[Stored items from a collection]

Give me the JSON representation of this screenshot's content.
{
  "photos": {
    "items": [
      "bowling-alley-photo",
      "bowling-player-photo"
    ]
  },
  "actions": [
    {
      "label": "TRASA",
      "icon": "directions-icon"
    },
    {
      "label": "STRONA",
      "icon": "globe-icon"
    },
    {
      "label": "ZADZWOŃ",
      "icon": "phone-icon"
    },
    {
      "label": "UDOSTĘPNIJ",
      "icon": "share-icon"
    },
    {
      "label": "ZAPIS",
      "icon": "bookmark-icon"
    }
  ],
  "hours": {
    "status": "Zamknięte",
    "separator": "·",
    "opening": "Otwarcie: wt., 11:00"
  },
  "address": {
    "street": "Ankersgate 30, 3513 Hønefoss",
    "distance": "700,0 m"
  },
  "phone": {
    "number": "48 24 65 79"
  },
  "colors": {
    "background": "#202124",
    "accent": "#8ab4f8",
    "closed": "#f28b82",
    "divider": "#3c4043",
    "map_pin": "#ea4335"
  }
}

### [Short problem]
Output every line above without altering anything.

### [Task solution]
Give me the JSON representation of this screenshot's content.
{
  "photos": {
    "items": [
      "bowling-alley-photo",
      "bowling-player-photo"
    ]
  },
  "actions": [
    {
      "label": "TRASA",
      "icon": "directions-icon"
    },
    {
      "label": "STRONA",
      "icon": "globe-icon"
    },
    {
      "label": "ZADZWOŃ",
      "icon": "phone-icon"
    },
    {
      "label": "UDOSTĘPNIJ",
      "icon": "share-icon"
    },
    {
      "label": "ZAPIS",
      "icon": "bookmark-icon"
    }
  ],
  "hours": {
    "status": "Zamknięte",
    "separator": "·",
    "opening": "Otwarcie: wt., 11:00"
  },
  "address": {
    "street": "Ankersgate 30, 3513 Hønefoss",
    "distance": "700,0 m"
  },
  "phone": {
    "number": "48 24 65 79"
  },
  "colors": {
    "background": "#202124",
    "accent": "#8ab4f8",
    "closed": "#f28b82",
    "divider": "#3c4043",
    "map_pin": "#ea4335"
  }
}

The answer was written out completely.